**TASK TO CARRY OUT**:
From the records below, copy every line that contains the word "doanh".

(Figure record extracts)
■ ■ ■

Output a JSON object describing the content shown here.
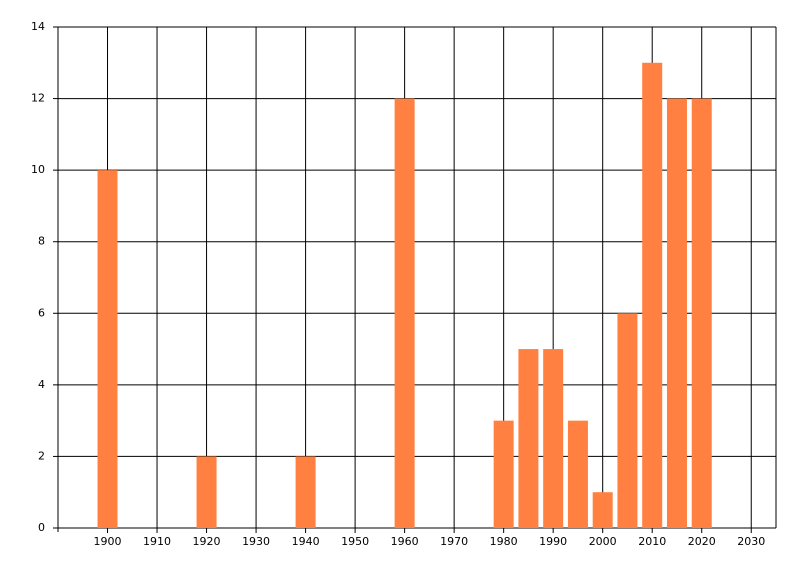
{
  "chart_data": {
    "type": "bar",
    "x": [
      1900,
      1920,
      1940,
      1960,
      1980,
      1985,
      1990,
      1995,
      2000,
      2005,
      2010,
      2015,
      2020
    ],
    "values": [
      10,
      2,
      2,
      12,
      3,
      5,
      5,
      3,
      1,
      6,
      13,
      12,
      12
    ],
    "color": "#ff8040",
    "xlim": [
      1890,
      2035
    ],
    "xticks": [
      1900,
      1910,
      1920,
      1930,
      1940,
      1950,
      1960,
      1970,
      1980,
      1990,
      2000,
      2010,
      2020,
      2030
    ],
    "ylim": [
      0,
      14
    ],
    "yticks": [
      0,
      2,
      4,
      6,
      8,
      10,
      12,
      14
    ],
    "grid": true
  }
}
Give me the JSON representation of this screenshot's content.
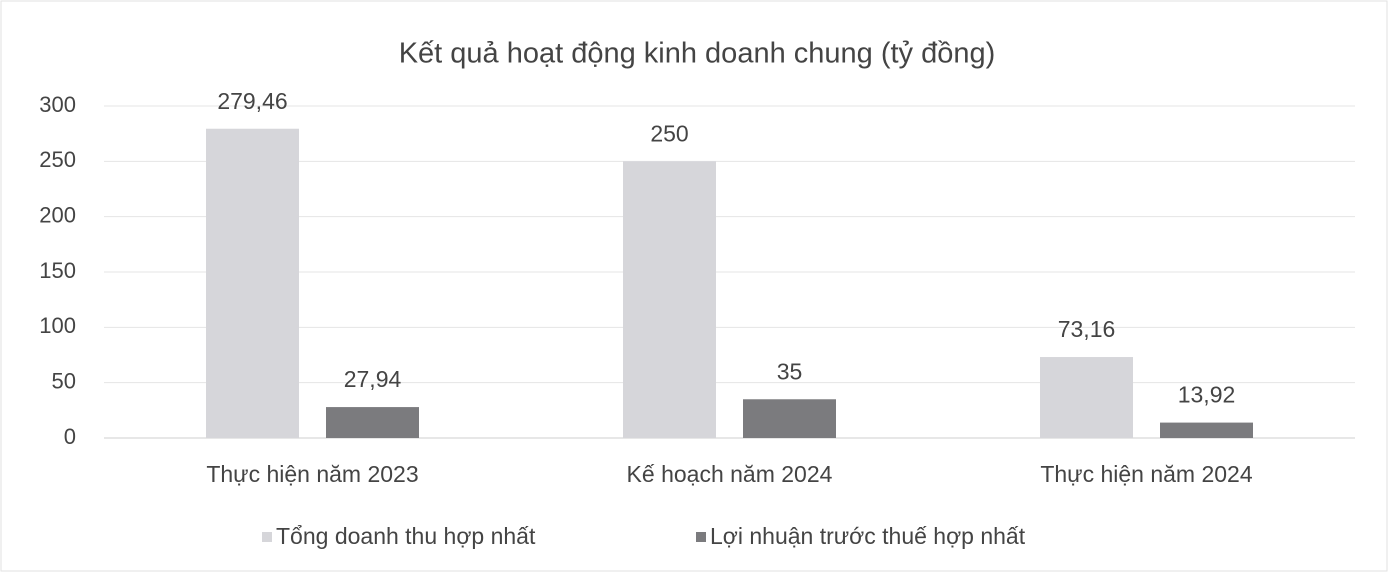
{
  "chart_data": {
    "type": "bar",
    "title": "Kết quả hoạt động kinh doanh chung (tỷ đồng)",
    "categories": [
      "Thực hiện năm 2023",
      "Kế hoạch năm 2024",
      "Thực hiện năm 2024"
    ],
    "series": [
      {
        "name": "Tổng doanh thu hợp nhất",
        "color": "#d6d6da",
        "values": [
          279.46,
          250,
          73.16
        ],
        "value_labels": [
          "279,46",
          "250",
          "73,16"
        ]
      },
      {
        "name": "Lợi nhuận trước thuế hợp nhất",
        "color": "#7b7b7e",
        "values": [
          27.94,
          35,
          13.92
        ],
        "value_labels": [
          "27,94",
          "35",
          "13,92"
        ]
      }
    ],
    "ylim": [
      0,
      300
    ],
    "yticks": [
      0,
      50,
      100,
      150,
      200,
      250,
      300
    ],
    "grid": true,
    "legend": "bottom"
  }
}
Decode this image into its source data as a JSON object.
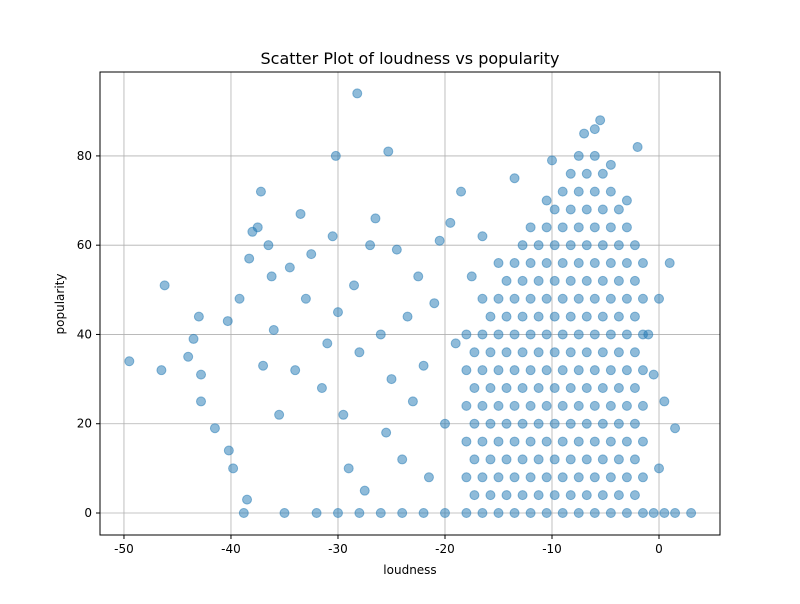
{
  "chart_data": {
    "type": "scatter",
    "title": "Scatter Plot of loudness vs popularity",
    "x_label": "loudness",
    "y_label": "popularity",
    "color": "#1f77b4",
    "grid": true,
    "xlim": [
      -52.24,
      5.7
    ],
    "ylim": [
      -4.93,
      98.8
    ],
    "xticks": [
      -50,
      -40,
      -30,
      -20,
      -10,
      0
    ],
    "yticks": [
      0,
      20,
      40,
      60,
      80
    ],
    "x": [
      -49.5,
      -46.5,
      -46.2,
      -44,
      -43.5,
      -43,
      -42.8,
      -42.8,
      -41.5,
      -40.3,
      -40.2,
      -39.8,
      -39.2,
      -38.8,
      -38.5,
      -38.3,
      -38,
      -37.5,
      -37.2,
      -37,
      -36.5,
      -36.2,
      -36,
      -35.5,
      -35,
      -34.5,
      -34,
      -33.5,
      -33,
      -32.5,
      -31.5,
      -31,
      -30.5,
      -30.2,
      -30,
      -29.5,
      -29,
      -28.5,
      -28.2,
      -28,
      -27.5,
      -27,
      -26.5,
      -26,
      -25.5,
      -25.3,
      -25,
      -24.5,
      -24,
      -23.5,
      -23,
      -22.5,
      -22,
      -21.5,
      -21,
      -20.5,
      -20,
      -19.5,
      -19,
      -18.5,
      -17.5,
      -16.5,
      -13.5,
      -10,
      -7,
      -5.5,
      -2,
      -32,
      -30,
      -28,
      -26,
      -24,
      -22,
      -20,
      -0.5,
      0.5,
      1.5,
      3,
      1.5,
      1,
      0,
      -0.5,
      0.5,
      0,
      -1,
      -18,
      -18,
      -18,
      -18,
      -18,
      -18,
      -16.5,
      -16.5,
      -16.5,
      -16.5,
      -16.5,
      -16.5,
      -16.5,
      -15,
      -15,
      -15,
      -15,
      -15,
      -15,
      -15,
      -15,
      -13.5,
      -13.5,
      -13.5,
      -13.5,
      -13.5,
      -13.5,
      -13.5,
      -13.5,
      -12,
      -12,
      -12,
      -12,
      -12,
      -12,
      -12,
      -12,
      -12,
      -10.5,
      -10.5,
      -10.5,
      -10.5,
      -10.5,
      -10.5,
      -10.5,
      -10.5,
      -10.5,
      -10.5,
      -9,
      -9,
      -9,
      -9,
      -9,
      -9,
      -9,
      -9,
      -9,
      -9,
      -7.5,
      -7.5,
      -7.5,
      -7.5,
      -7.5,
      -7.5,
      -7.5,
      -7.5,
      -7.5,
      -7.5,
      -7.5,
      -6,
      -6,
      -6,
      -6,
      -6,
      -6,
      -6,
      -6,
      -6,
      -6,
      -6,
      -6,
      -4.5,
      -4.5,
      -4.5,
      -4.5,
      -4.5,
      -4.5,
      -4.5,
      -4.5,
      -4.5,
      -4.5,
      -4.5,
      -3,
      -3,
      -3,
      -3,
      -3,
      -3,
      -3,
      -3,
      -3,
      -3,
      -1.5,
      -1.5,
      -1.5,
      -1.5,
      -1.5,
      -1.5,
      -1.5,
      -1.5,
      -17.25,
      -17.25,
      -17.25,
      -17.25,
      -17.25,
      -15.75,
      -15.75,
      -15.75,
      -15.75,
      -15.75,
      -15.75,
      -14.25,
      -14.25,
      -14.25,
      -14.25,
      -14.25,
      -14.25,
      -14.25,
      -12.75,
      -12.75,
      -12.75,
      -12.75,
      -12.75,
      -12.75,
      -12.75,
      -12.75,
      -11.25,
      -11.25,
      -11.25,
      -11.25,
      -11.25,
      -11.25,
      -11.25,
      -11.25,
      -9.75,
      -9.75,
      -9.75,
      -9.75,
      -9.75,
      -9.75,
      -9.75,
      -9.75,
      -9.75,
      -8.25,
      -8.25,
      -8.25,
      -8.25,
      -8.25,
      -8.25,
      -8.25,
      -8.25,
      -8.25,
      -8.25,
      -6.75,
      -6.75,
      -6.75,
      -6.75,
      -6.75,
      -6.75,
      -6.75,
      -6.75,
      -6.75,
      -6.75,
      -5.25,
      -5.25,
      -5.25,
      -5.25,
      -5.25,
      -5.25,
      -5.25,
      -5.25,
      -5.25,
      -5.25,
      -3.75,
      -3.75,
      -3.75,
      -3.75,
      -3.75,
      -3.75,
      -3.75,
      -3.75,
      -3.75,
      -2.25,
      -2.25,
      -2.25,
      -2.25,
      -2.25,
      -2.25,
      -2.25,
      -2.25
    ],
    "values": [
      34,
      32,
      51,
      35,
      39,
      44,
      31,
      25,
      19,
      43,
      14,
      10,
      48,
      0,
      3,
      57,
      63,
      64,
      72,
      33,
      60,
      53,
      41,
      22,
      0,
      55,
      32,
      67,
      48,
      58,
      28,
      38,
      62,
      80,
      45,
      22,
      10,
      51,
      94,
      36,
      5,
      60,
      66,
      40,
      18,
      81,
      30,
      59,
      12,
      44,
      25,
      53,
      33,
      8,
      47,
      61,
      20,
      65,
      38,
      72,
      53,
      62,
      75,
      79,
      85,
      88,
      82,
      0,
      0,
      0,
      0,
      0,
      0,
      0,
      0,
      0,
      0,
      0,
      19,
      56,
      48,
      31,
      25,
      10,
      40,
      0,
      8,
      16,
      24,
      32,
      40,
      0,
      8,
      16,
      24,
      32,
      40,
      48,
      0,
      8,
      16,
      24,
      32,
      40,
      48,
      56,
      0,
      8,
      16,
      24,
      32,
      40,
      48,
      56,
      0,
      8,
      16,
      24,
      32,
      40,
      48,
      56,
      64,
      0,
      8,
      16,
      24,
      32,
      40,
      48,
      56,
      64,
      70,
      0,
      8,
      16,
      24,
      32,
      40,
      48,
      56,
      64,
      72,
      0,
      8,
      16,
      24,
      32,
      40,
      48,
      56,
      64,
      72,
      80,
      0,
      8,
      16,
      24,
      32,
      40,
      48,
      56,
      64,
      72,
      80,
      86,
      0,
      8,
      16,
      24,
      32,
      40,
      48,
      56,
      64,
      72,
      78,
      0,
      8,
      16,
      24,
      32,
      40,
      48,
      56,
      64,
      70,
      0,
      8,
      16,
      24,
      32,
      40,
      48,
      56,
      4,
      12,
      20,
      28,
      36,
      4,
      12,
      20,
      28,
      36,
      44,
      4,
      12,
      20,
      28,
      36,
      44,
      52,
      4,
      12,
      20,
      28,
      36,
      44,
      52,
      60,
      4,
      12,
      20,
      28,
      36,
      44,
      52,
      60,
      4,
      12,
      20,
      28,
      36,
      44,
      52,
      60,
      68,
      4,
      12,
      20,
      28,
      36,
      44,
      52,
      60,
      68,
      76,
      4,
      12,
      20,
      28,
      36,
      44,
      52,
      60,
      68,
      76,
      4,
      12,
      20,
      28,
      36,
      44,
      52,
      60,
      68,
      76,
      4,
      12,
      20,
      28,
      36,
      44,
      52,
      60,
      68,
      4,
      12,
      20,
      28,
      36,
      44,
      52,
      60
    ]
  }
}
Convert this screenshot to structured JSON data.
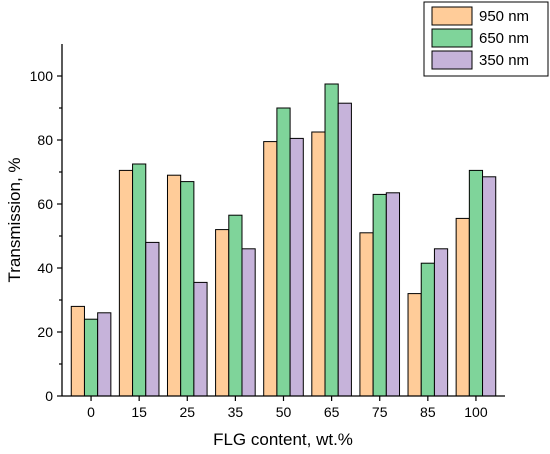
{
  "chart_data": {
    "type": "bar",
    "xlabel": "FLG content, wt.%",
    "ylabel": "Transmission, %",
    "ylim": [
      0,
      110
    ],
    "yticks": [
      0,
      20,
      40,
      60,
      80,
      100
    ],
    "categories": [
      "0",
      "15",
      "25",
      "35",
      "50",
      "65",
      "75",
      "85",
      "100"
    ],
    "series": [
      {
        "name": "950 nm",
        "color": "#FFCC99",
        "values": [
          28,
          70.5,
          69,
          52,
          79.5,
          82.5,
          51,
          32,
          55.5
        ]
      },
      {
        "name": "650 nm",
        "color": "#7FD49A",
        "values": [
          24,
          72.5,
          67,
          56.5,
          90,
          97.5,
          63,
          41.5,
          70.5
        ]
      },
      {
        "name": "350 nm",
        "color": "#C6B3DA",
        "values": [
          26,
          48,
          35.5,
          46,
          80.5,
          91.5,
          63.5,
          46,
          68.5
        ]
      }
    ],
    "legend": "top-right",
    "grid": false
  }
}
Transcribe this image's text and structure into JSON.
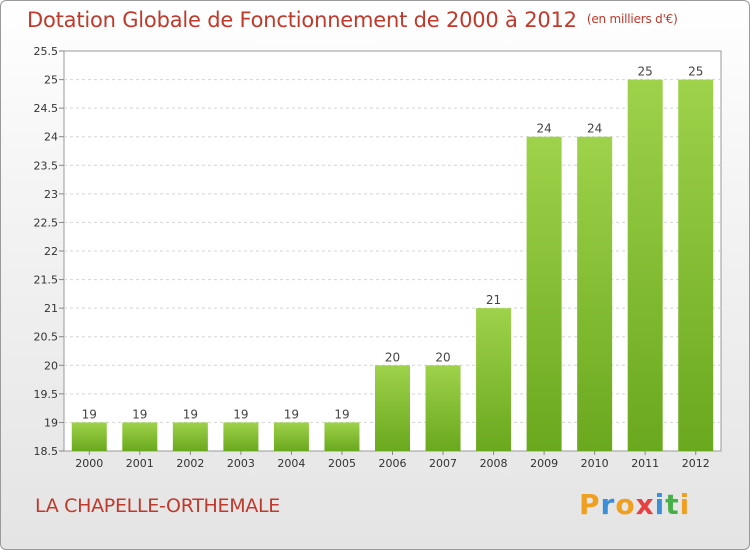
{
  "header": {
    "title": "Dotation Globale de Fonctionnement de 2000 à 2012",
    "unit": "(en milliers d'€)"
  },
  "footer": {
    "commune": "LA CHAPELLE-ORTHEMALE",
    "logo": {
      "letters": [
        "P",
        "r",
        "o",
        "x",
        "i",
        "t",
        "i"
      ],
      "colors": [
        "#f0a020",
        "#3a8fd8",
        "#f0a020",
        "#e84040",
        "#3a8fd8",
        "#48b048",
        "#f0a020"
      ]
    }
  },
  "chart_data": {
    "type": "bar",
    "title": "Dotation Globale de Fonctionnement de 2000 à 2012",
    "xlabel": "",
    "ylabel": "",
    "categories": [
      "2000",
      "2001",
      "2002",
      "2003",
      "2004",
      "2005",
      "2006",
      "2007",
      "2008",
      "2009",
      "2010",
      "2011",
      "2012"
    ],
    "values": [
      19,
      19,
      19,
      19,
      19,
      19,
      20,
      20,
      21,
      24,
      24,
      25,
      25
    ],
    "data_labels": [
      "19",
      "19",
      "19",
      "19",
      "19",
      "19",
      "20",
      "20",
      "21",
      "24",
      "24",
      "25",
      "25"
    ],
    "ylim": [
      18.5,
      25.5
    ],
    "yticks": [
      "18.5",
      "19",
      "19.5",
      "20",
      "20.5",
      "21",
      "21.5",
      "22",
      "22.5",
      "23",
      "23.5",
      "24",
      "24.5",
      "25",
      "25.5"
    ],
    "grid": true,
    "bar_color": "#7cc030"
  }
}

■ ■ ■

**ANSWER FOR THIS EXERCISE**:
    "title": "Kết quả hoạt động kinh doanh chung (tỷ đồng)",
        "name": "Tổng doanh thu hợp nhất",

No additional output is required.